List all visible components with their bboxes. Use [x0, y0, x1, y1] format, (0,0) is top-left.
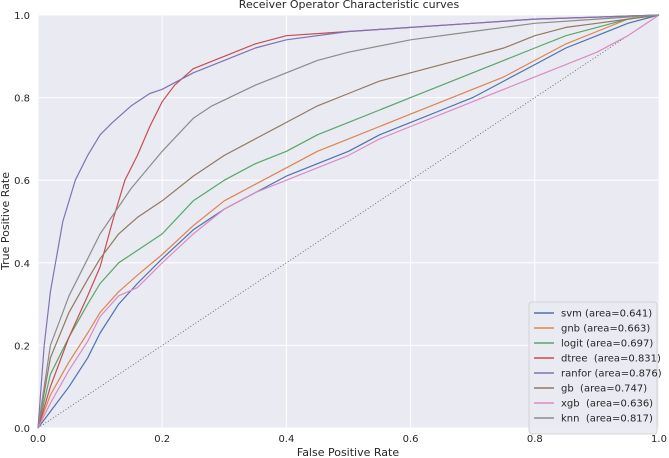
series-line-logit: [37, 14, 660, 429]
x-tick-label: 0.8: [527, 434, 543, 445]
legend-box: [528, 301, 658, 435]
series-line-ranfor: [37, 14, 660, 429]
legend-label-logit: logit (area=0.697): [561, 339, 653, 350]
x-tick-label: 0.6: [403, 434, 419, 445]
x-tick-label: 0.4: [278, 434, 294, 445]
legend-label-dtree: dtree (area=0.831): [561, 354, 661, 365]
legend-label-gnb: gnb (area=0.663): [561, 324, 650, 335]
x-tick-label: 1.0: [651, 434, 667, 445]
y-tick-label: 0.4: [14, 259, 30, 270]
legend-label-gb: gb (area=0.747): [561, 384, 647, 395]
x-axis-label: False Positive Rate: [297, 446, 399, 458]
x-tick-label: 0.2: [154, 434, 170, 445]
chart-title: Receiver Operator Characteristic curves: [239, 0, 460, 11]
y-tick-label: 1.0: [14, 11, 30, 22]
x-tick-label: 0.0: [30, 434, 46, 445]
legend: svm (area=0.641) gnb (area=0.663) logit (a…: [528, 301, 662, 435]
chance-diagonal: [37, 14, 660, 429]
legend-label-svm: svm (area=0.641): [561, 309, 652, 320]
y-tick-labels: 0.0 0.2 0.4 0.6 0.8 1.0: [14, 11, 30, 435]
series-line-xgb: [37, 14, 660, 429]
legend-label-xgb: xgb (area=0.636): [561, 399, 653, 410]
y-tick-label: 0.2: [14, 341, 30, 352]
y-tick-label: 0.6: [14, 176, 30, 187]
y-tick-label: 0.0: [14, 424, 30, 435]
chance-diagonal-line: [37, 14, 660, 429]
series-line-knn: [37, 14, 660, 429]
series-line-svm: [37, 14, 660, 429]
y-tick-label: 0.8: [14, 94, 30, 105]
roc-curves: [37, 14, 660, 429]
y-axis-label: True Positive Rate: [0, 172, 12, 271]
series-line-gb: [37, 14, 660, 429]
x-tick-labels: 0.0 0.2 0.4 0.6 0.8 1.0: [30, 434, 667, 445]
series-line-gnb: [37, 14, 660, 429]
legend-label-ranfor: ranfor (area=0.876): [561, 369, 662, 380]
grid: [37, 14, 660, 429]
legend-label-knn: knn (area=0.817): [561, 414, 653, 425]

§ **Task to complete**:
Can you give the listing above again with "bboxes" swapped for "bounding boxes", keeping everything else the same and leaving out the picture?

§ **The reply**:
List all visible components with their bounding boxes. Use [x0, y0, x1, y1] format, (0,0) is top-left.
series-line-logit: [37, 14, 660, 429]
x-tick-label: 0.8: [527, 434, 543, 445]
legend-box: [528, 301, 658, 435]
series-line-ranfor: [37, 14, 660, 429]
legend-label-logit: logit (area=0.697): [561, 339, 653, 350]
x-tick-label: 0.6: [403, 434, 419, 445]
x-tick-label: 0.4: [278, 434, 294, 445]
legend-label-dtree: dtree (area=0.831): [561, 354, 661, 365]
legend-label-gnb: gnb (area=0.663): [561, 324, 650, 335]
x-tick-label: 1.0: [651, 434, 667, 445]
y-tick-label: 0.4: [14, 259, 30, 270]
legend-label-gb: gb (area=0.747): [561, 384, 647, 395]
x-axis-label: False Positive Rate: [297, 446, 399, 458]
x-tick-label: 0.2: [154, 434, 170, 445]
chart-title: Receiver Operator Characteristic curves: [239, 0, 460, 11]
y-tick-label: 1.0: [14, 11, 30, 22]
x-tick-label: 0.0: [30, 434, 46, 445]
legend: svm (area=0.641) gnb (area=0.663) logit (a…: [528, 301, 662, 435]
chance-diagonal: [37, 14, 660, 429]
legend-label-svm: svm (area=0.641): [561, 309, 652, 320]
y-tick-labels: 0.0 0.2 0.4 0.6 0.8 1.0: [14, 11, 30, 435]
series-line-xgb: [37, 14, 660, 429]
legend-label-xgb: xgb (area=0.636): [561, 399, 653, 410]
y-tick-label: 0.2: [14, 341, 30, 352]
y-tick-label: 0.6: [14, 176, 30, 187]
y-tick-label: 0.0: [14, 424, 30, 435]
chance-diagonal-line: [37, 14, 660, 429]
series-line-knn: [37, 14, 660, 429]
series-line-svm: [37, 14, 660, 429]
y-tick-label: 0.8: [14, 94, 30, 105]
roc-curves: [37, 14, 660, 429]
y-axis-label: True Positive Rate: [0, 172, 12, 271]
series-line-gb: [37, 14, 660, 429]
x-tick-labels: 0.0 0.2 0.4 0.6 0.8 1.0: [30, 434, 667, 445]
series-line-gnb: [37, 14, 660, 429]
legend-label-ranfor: ranfor (area=0.876): [561, 369, 662, 380]
grid: [37, 14, 660, 429]
legend-label-knn: knn (area=0.817): [561, 414, 653, 425]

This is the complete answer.